RECORDS FOR THE TASK =
■ ■ ■
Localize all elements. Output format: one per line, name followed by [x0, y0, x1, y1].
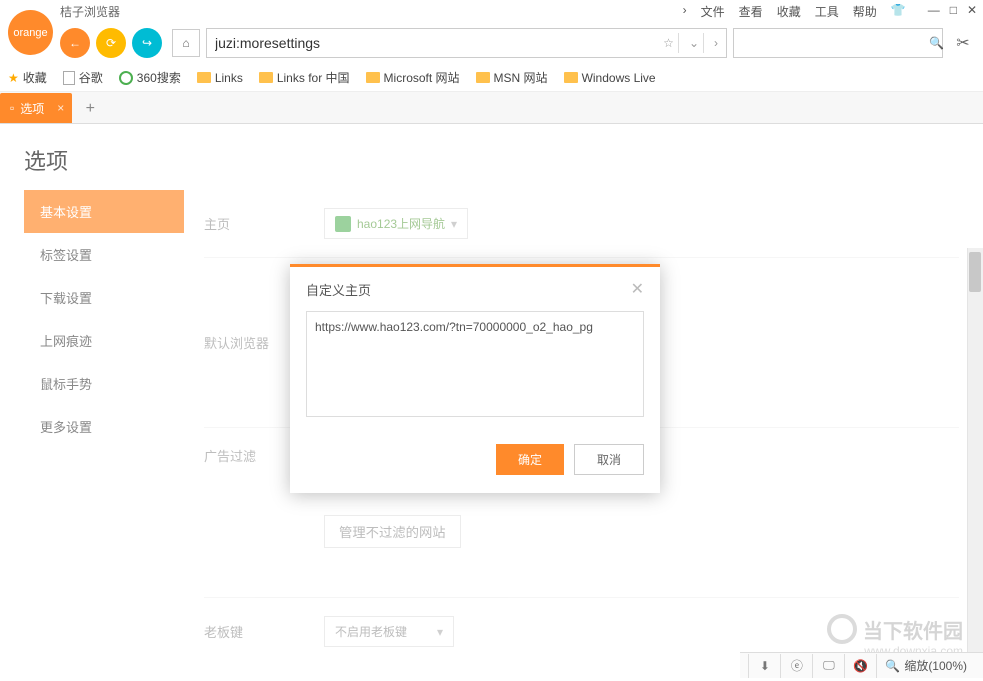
maximize-icon[interactable]: □ [950, 3, 957, 20]
bookmark-microsoft[interactable]: Microsoft 网站 [366, 69, 460, 86]
bookmark-favorites[interactable]: ★收藏 [8, 69, 47, 86]
bookmark-google[interactable]: 谷歌 [63, 69, 103, 86]
menu-help[interactable]: 帮助 [853, 3, 877, 20]
sidebar-item-download[interactable]: 下载设置 [24, 276, 184, 319]
url-input[interactable] [215, 35, 657, 51]
bookmark-msn[interactable]: MSN 网站 [476, 69, 548, 86]
app-title: 桔子浏览器 [60, 3, 120, 20]
scrollbar-thumb[interactable] [969, 252, 981, 292]
circle-icon [119, 71, 133, 85]
search-icon[interactable]: 🔍 [929, 36, 944, 50]
bookmark-links-cn[interactable]: Links for 中国 [259, 69, 350, 86]
setting-label: 老板键 [204, 622, 324, 641]
bookmark-links[interactable]: Links [197, 71, 243, 85]
setting-homepage: 主页 hao123上网导航 ▾ [204, 190, 959, 258]
sidebar-item-history[interactable]: 上网痕迹 [24, 319, 184, 362]
folder-icon [197, 72, 211, 83]
menu-favorites[interactable]: 收藏 [777, 3, 801, 20]
dropdown-value: 不启用老板键 [335, 623, 407, 640]
screenshot-icon[interactable]: ✂ [949, 33, 977, 53]
search-input[interactable] [746, 36, 923, 51]
display-icon[interactable]: 🖵 [812, 654, 844, 678]
zoom-control[interactable]: 🔍 缩放(100%) [876, 654, 975, 678]
zoom-value: 缩放(100%) [904, 657, 967, 674]
skin-icon[interactable]: 👕 [891, 3, 906, 20]
search-icon: 🔍 [885, 659, 900, 673]
app-logo: orange [8, 10, 53, 55]
menu-view[interactable]: 查看 [739, 3, 763, 20]
tab-close-icon[interactable]: × [57, 101, 64, 115]
sidebar-item-basic[interactable]: 基本设置 [24, 190, 184, 233]
ok-button[interactable]: 确定 [496, 444, 564, 475]
sidebar-item-gestures[interactable]: 鼠标手势 [24, 362, 184, 405]
address-bar[interactable]: ☆ ⌄ › [206, 28, 727, 58]
custom-homepage-modal: 自定义主页 ✕ 确定 取消 [290, 264, 660, 493]
homepage-url-textarea[interactable] [306, 311, 644, 417]
manage-whitelist-button[interactable]: 管理不过滤的网站 [324, 515, 461, 548]
star-icon: ★ [8, 71, 19, 85]
menubar: › 文件 查看 收藏 工具 帮助 👕 — □ ✕ [683, 3, 977, 20]
scrollbar[interactable] [967, 248, 983, 678]
chevron-down-icon: ▾ [437, 625, 443, 639]
hao123-icon [335, 216, 351, 232]
toolbar: ← ⟳ ↪ ⌂ ☆ ⌄ › 🔍 ✂ [0, 22, 983, 64]
mute-icon[interactable]: 🔇 [844, 654, 876, 678]
reload-button[interactable]: ⟳ [96, 28, 126, 58]
forward-button[interactable]: ↪ [132, 28, 162, 58]
modal-title: 自定义主页 [306, 280, 371, 299]
folder-icon [564, 72, 578, 83]
modal-close-icon[interactable]: ✕ [631, 279, 644, 299]
chevron-down-icon[interactable]: ⌄ [689, 36, 699, 50]
home-button[interactable]: ⌂ [172, 29, 200, 57]
menu-tools[interactable]: 工具 [815, 3, 839, 20]
minimize-icon[interactable]: — [928, 3, 940, 20]
tab-settings[interactable]: ▫ 选项 × [0, 93, 72, 123]
statusbar: ⬇ ⓔ 🖵 🔇 🔍 缩放(100%) [740, 652, 983, 678]
chevron-down-icon: ▾ [451, 217, 457, 231]
bosskey-dropdown[interactable]: 不启用老板键 ▾ [324, 616, 454, 647]
bookmark-winlive[interactable]: Windows Live [564, 71, 656, 85]
homepage-dropdown[interactable]: hao123上网导航 ▾ [324, 208, 468, 239]
tab-strip: ▫ 选项 × + [0, 92, 983, 124]
folder-icon [476, 72, 490, 83]
folder-icon [366, 72, 380, 83]
go-icon[interactable]: › [714, 36, 718, 50]
bookmark-360[interactable]: 360搜索 [119, 69, 181, 86]
sidebar-item-more[interactable]: 更多设置 [24, 405, 184, 448]
sidebar-item-tabs[interactable]: 标签设置 [24, 233, 184, 276]
cancel-button[interactable]: 取消 [574, 444, 644, 475]
page-icon: ▫ [10, 101, 14, 115]
search-box[interactable]: 🔍 [733, 28, 943, 58]
titlebar: orange 桔子浏览器 › 文件 查看 收藏 工具 帮助 👕 — □ ✕ [0, 0, 983, 22]
dropdown-value: hao123上网导航 [357, 215, 445, 232]
setting-label: 主页 [204, 214, 324, 233]
chevron-right-icon[interactable]: › [683, 3, 687, 20]
ie-mode-icon[interactable]: ⓔ [780, 654, 812, 678]
page-icon [63, 71, 75, 85]
download-icon[interactable]: ⬇ [748, 654, 780, 678]
close-icon[interactable]: ✕ [967, 3, 977, 20]
bookmarks-bar: ★收藏 谷歌 360搜索 Links Links for 中国 Microsof… [0, 64, 983, 92]
tab-label: 选项 [20, 100, 44, 117]
folder-icon [259, 72, 273, 83]
back-button[interactable]: ← [60, 28, 90, 58]
menu-file[interactable]: 文件 [701, 3, 725, 20]
settings-sidebar: 基本设置 标签设置 下载设置 上网痕迹 鼠标手势 更多设置 [24, 190, 184, 678]
page-title: 选项 [0, 124, 983, 190]
star-icon[interactable]: ☆ [663, 36, 674, 50]
new-tab-button[interactable]: + [76, 95, 104, 123]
■ ■ ■
EXERCISE DESCRIPTION = Copy out the records from the line with "maximize-icon[interactable]: □ [950, 3, 957, 20]" to the line with "url-input[interactable] [215, 35, 657, 51]", including both of those lines, with every character unchanged.

ANSWER =
maximize-icon[interactable]: □ [950, 3, 957, 20]
bookmark-microsoft[interactable]: Microsoft 网站 [366, 69, 460, 86]
bookmark-favorites[interactable]: ★收藏 [8, 69, 47, 86]
bookmark-google[interactable]: 谷歌 [63, 69, 103, 86]
menu-help[interactable]: 帮助 [853, 3, 877, 20]
sidebar-item-download[interactable]: 下载设置 [24, 276, 184, 319]
url-input[interactable] [215, 35, 657, 51]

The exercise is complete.